EXERCISE PROMPT |
Leave out any pictures and transcribe all other data below exactly.

:::

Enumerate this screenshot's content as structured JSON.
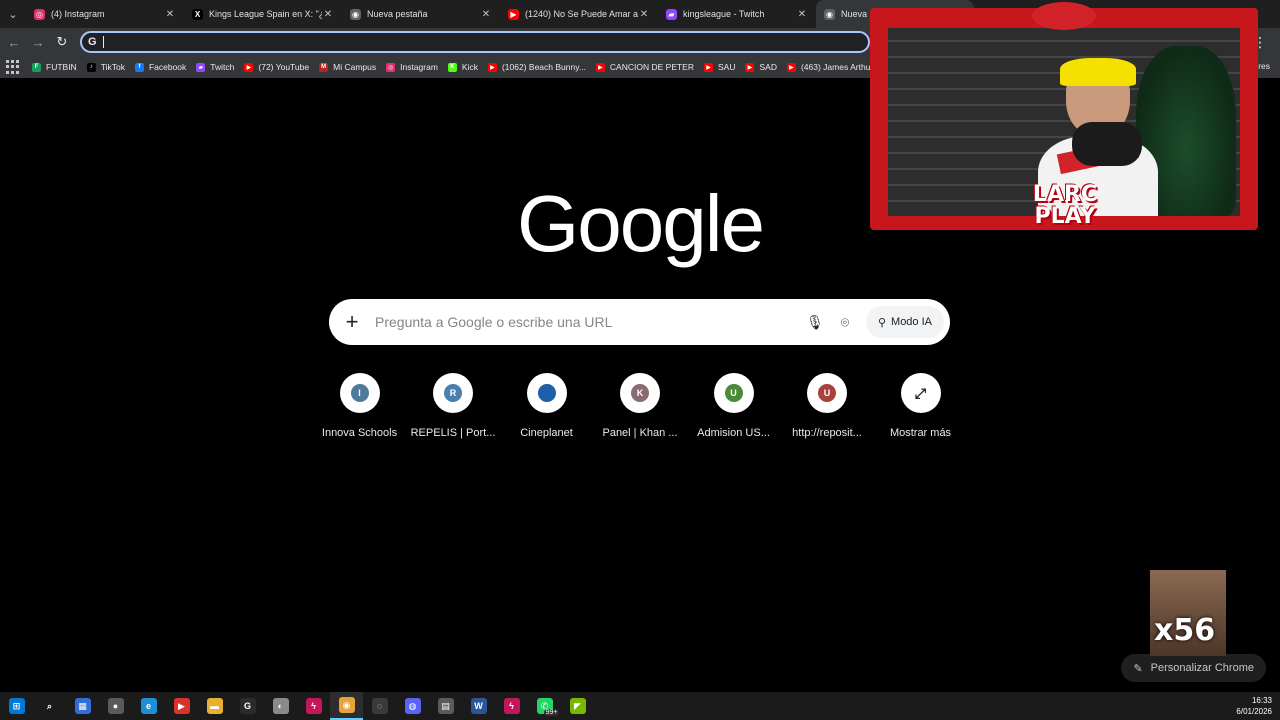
{
  "tabs": [
    {
      "title": "(4) Instagram",
      "icon": "instagram-icon",
      "color": "#e1306c",
      "glyph": "◎",
      "active": false
    },
    {
      "title": "Kings League Spain en X: \"¿Cóm",
      "icon": "x-icon",
      "color": "#000000",
      "glyph": "X",
      "active": false
    },
    {
      "title": "Nueva pestaña",
      "icon": "chrome-icon",
      "color": "#5f6368",
      "glyph": "◉",
      "active": false
    },
    {
      "title": "(1240) No Se Puede Amar a",
      "icon": "youtube-icon",
      "color": "#ff0000",
      "glyph": "▶",
      "active": false
    },
    {
      "title": "kingsleague - Twitch",
      "icon": "twitch-icon",
      "color": "#9146ff",
      "glyph": "▰",
      "active": false
    },
    {
      "title": "Nueva p",
      "icon": "chrome-icon",
      "color": "#5f6368",
      "glyph": "◉",
      "active": true
    }
  ],
  "bookmarks": [
    {
      "label": "FUTBIN",
      "icon": "futbin-icon",
      "color": "#17a05d",
      "glyph": "F"
    },
    {
      "label": "TikTok",
      "icon": "tiktok-icon",
      "color": "#000000",
      "glyph": "♪"
    },
    {
      "label": "Facebook",
      "icon": "facebook-icon",
      "color": "#1877f2",
      "glyph": "f"
    },
    {
      "label": "Twitch",
      "icon": "twitch-icon",
      "color": "#9146ff",
      "glyph": "▰"
    },
    {
      "label": "(72) YouTube",
      "icon": "youtube-icon",
      "color": "#ff0000",
      "glyph": "▶"
    },
    {
      "label": "Mi Campus",
      "icon": "campus-icon",
      "color": "#b3261e",
      "glyph": "M"
    },
    {
      "label": "Instagram",
      "icon": "instagram-icon",
      "color": "#e1306c",
      "glyph": "◎"
    },
    {
      "label": "Kick",
      "icon": "kick-icon",
      "color": "#53fc18",
      "glyph": "K"
    },
    {
      "label": "(1062) Beach Bunny...",
      "icon": "youtube-icon",
      "color": "#ff0000",
      "glyph": "▶"
    },
    {
      "label": "CANCION DE PETER",
      "icon": "youtube-icon",
      "color": "#ff0000",
      "glyph": "▶"
    },
    {
      "label": "SAU",
      "icon": "youtube-icon",
      "color": "#ff0000",
      "glyph": "▶"
    },
    {
      "label": "SAD",
      "icon": "youtube-icon",
      "color": "#ff0000",
      "glyph": "▶"
    },
    {
      "label": "(463) James Arthur -...",
      "icon": "youtube-icon",
      "color": "#ff0000",
      "glyph": "▶"
    }
  ],
  "bookmarks_other": "dores",
  "ntp": {
    "logo": "Google",
    "search_placeholder": "Pregunta a Google o escribe una URL",
    "mode_label": "Modo IA",
    "customize_label": "Personalizar Chrome"
  },
  "shortcuts": [
    {
      "label": "Innova Schools",
      "letter": "I",
      "color": "#4e7a99"
    },
    {
      "label": "REPELIS | Port...",
      "letter": "R",
      "color": "#4a7fb0"
    },
    {
      "label": "Cineplanet",
      "letter": "",
      "color": "#1d5fa8"
    },
    {
      "label": "Panel | Khan ...",
      "letter": "K",
      "color": "#8c6a72"
    },
    {
      "label": "Admision US...",
      "letter": "U",
      "color": "#4a8a3a"
    },
    {
      "label": "http://reposit...",
      "letter": "U",
      "color": "#a8423d"
    },
    {
      "label": "Mostrar más",
      "letter": "⤢",
      "color": "#ffffff"
    }
  ],
  "overlay": {
    "brand_line1": "LARC",
    "brand_line2": "PLAY",
    "reaction_count": "x56"
  },
  "taskbar": {
    "time": "16:33",
    "date": "6/01/2026",
    "apps": [
      {
        "icon": "windows-start-icon",
        "color": "#0078d4",
        "glyph": "⊞"
      },
      {
        "icon": "search-icon",
        "color": "#1b1b1b",
        "glyph": "⌕"
      },
      {
        "icon": "store-icon",
        "color": "#2f6fd6",
        "glyph": "▦"
      },
      {
        "icon": "game-icon",
        "color": "#5a5a5a",
        "glyph": "●"
      },
      {
        "icon": "edge-icon",
        "color": "#1e8fd6",
        "glyph": "e"
      },
      {
        "icon": "media-icon",
        "color": "#d9342b",
        "glyph": "▶"
      },
      {
        "icon": "file-explorer-icon",
        "color": "#e8b030",
        "glyph": "▬"
      },
      {
        "icon": "g-app-icon",
        "color": "#2b2b2b",
        "glyph": "G"
      },
      {
        "icon": "app-icon",
        "color": "#8a8a8a",
        "glyph": "◐"
      },
      {
        "icon": "bolt-icon",
        "color": "#c2185b",
        "glyph": "ϟ"
      },
      {
        "icon": "chrome-icon",
        "color": "#e8a33c",
        "glyph": "◉",
        "active": true
      },
      {
        "icon": "obs-icon",
        "color": "#3a3a3a",
        "glyph": "◌"
      },
      {
        "icon": "discord-icon",
        "color": "#5865f2",
        "glyph": "◍"
      },
      {
        "icon": "calculator-icon",
        "color": "#5b5b5b",
        "glyph": "▤"
      },
      {
        "icon": "word-icon",
        "color": "#2b579a",
        "glyph": "W"
      },
      {
        "icon": "bolt-icon",
        "color": "#c2185b",
        "glyph": "ϟ"
      },
      {
        "icon": "whatsapp-icon",
        "color": "#25d366",
        "glyph": "✆"
      },
      {
        "icon": "nvidia-icon",
        "color": "#76b900",
        "glyph": "◤"
      }
    ],
    "badge": "99+"
  }
}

:::

TASK RESPONSE |
Enumerate this screenshot's content as structured JSON.
{
  "tabs": [
    {
      "title": "(4) Instagram",
      "icon": "instagram-icon",
      "color": "#e1306c",
      "glyph": "◎",
      "active": false
    },
    {
      "title": "Kings League Spain en X: \"¿Cóm",
      "icon": "x-icon",
      "color": "#000000",
      "glyph": "X",
      "active": false
    },
    {
      "title": "Nueva pestaña",
      "icon": "chrome-icon",
      "color": "#5f6368",
      "glyph": "◉",
      "active": false
    },
    {
      "title": "(1240) No Se Puede Amar a",
      "icon": "youtube-icon",
      "color": "#ff0000",
      "glyph": "▶",
      "active": false
    },
    {
      "title": "kingsleague - Twitch",
      "icon": "twitch-icon",
      "color": "#9146ff",
      "glyph": "▰",
      "active": false
    },
    {
      "title": "Nueva p",
      "icon": "chrome-icon",
      "color": "#5f6368",
      "glyph": "◉",
      "active": true
    }
  ],
  "bookmarks": [
    {
      "label": "FUTBIN",
      "icon": "futbin-icon",
      "color": "#17a05d",
      "glyph": "F"
    },
    {
      "label": "TikTok",
      "icon": "tiktok-icon",
      "color": "#000000",
      "glyph": "♪"
    },
    {
      "label": "Facebook",
      "icon": "facebook-icon",
      "color": "#1877f2",
      "glyph": "f"
    },
    {
      "label": "Twitch",
      "icon": "twitch-icon",
      "color": "#9146ff",
      "glyph": "▰"
    },
    {
      "label": "(72) YouTube",
      "icon": "youtube-icon",
      "color": "#ff0000",
      "glyph": "▶"
    },
    {
      "label": "Mi Campus",
      "icon": "campus-icon",
      "color": "#b3261e",
      "glyph": "M"
    },
    {
      "label": "Instagram",
      "icon": "instagram-icon",
      "color": "#e1306c",
      "glyph": "◎"
    },
    {
      "label": "Kick",
      "icon": "kick-icon",
      "color": "#53fc18",
      "glyph": "K"
    },
    {
      "label": "(1062) Beach Bunny...",
      "icon": "youtube-icon",
      "color": "#ff0000",
      "glyph": "▶"
    },
    {
      "label": "CANCION DE PETER",
      "icon": "youtube-icon",
      "color": "#ff0000",
      "glyph": "▶"
    },
    {
      "label": "SAU",
      "icon": "youtube-icon",
      "color": "#ff0000",
      "glyph": "▶"
    },
    {
      "label": "SAD",
      "icon": "youtube-icon",
      "color": "#ff0000",
      "glyph": "▶"
    },
    {
      "label": "(463) James Arthur -...",
      "icon": "youtube-icon",
      "color": "#ff0000",
      "glyph": "▶"
    }
  ],
  "bookmarks_other": "dores",
  "ntp": {
    "logo": "Google",
    "search_placeholder": "Pregunta a Google o escribe una URL",
    "mode_label": "Modo IA",
    "customize_label": "Personalizar Chrome"
  },
  "shortcuts": [
    {
      "label": "Innova Schools",
      "letter": "I",
      "color": "#4e7a99"
    },
    {
      "label": "REPELIS | Port...",
      "letter": "R",
      "color": "#4a7fb0"
    },
    {
      "label": "Cineplanet",
      "letter": "",
      "color": "#1d5fa8"
    },
    {
      "label": "Panel | Khan ...",
      "letter": "K",
      "color": "#8c6a72"
    },
    {
      "label": "Admision US...",
      "letter": "U",
      "color": "#4a8a3a"
    },
    {
      "label": "http://reposit...",
      "letter": "U",
      "color": "#a8423d"
    },
    {
      "label": "Mostrar más",
      "letter": "⤢",
      "color": "#ffffff"
    }
  ],
  "overlay": {
    "brand_line1": "LARC",
    "brand_line2": "PLAY",
    "reaction_count": "x56"
  },
  "taskbar": {
    "time": "16:33",
    "date": "6/01/2026",
    "apps": [
      {
        "icon": "windows-start-icon",
        "color": "#0078d4",
        "glyph": "⊞"
      },
      {
        "icon": "search-icon",
        "color": "#1b1b1b",
        "glyph": "⌕"
      },
      {
        "icon": "store-icon",
        "color": "#2f6fd6",
        "glyph": "▦"
      },
      {
        "icon": "game-icon",
        "color": "#5a5a5a",
        "glyph": "●"
      },
      {
        "icon": "edge-icon",
        "color": "#1e8fd6",
        "glyph": "e"
      },
      {
        "icon": "media-icon",
        "color": "#d9342b",
        "glyph": "▶"
      },
      {
        "icon": "file-explorer-icon",
        "color": "#e8b030",
        "glyph": "▬"
      },
      {
        "icon": "g-app-icon",
        "color": "#2b2b2b",
        "glyph": "G"
      },
      {
        "icon": "app-icon",
        "color": "#8a8a8a",
        "glyph": "◐"
      },
      {
        "icon": "bolt-icon",
        "color": "#c2185b",
        "glyph": "ϟ"
      },
      {
        "icon": "chrome-icon",
        "color": "#e8a33c",
        "glyph": "◉",
        "active": true
      },
      {
        "icon": "obs-icon",
        "color": "#3a3a3a",
        "glyph": "◌"
      },
      {
        "icon": "discord-icon",
        "color": "#5865f2",
        "glyph": "◍"
      },
      {
        "icon": "calculator-icon",
        "color": "#5b5b5b",
        "glyph": "▤"
      },
      {
        "icon": "word-icon",
        "color": "#2b579a",
        "glyph": "W"
      },
      {
        "icon": "bolt-icon",
        "color": "#c2185b",
        "glyph": "ϟ"
      },
      {
        "icon": "whatsapp-icon",
        "color": "#25d366",
        "glyph": "✆"
      },
      {
        "icon": "nvidia-icon",
        "color": "#76b900",
        "glyph": "◤"
      }
    ],
    "badge": "99+"
  }
}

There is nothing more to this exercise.